## Structured figure records:
____________
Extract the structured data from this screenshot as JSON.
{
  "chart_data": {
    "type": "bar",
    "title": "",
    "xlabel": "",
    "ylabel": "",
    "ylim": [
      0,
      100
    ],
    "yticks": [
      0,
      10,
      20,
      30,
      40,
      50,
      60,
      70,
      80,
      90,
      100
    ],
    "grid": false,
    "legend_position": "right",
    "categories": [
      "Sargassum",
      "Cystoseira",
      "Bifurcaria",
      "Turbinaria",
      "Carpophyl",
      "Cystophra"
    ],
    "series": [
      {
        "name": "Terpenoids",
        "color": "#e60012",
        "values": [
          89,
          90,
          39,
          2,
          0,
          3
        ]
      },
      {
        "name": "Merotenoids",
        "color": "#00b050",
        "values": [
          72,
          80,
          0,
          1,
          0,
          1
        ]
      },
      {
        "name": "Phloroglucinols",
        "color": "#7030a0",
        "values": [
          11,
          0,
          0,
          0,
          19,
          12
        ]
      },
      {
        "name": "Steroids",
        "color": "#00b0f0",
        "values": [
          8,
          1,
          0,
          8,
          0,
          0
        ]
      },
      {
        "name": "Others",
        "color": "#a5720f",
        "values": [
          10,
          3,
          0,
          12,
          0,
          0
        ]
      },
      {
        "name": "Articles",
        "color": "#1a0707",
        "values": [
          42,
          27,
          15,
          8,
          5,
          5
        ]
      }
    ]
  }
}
____________
## Request:
Write the listing out again, exactly as it reads.

## Response:
Extract the structured data from this screenshot as JSON.
{
  "chart_data": {
    "type": "bar",
    "title": "",
    "xlabel": "",
    "ylabel": "",
    "ylim": [
      0,
      100
    ],
    "yticks": [
      0,
      10,
      20,
      30,
      40,
      50,
      60,
      70,
      80,
      90,
      100
    ],
    "grid": false,
    "legend_position": "right",
    "categories": [
      "Sargassum",
      "Cystoseira",
      "Bifurcaria",
      "Turbinaria",
      "Carpophyl",
      "Cystophra"
    ],
    "series": [
      {
        "name": "Terpenoids",
        "color": "#e60012",
        "values": [
          89,
          90,
          39,
          2,
          0,
          3
        ]
      },
      {
        "name": "Merotenoids",
        "color": "#00b050",
        "values": [
          72,
          80,
          0,
          1,
          0,
          1
        ]
      },
      {
        "name": "Phloroglucinols",
        "color": "#7030a0",
        "values": [
          11,
          0,
          0,
          0,
          19,
          12
        ]
      },
      {
        "name": "Steroids",
        "color": "#00b0f0",
        "values": [
          8,
          1,
          0,
          8,
          0,
          0
        ]
      },
      {
        "name": "Others",
        "color": "#a5720f",
        "values": [
          10,
          3,
          0,
          12,
          0,
          0
        ]
      },
      {
        "name": "Articles",
        "color": "#1a0707",
        "values": [
          42,
          27,
          15,
          8,
          5,
          5
        ]
      }
    ]
  }
}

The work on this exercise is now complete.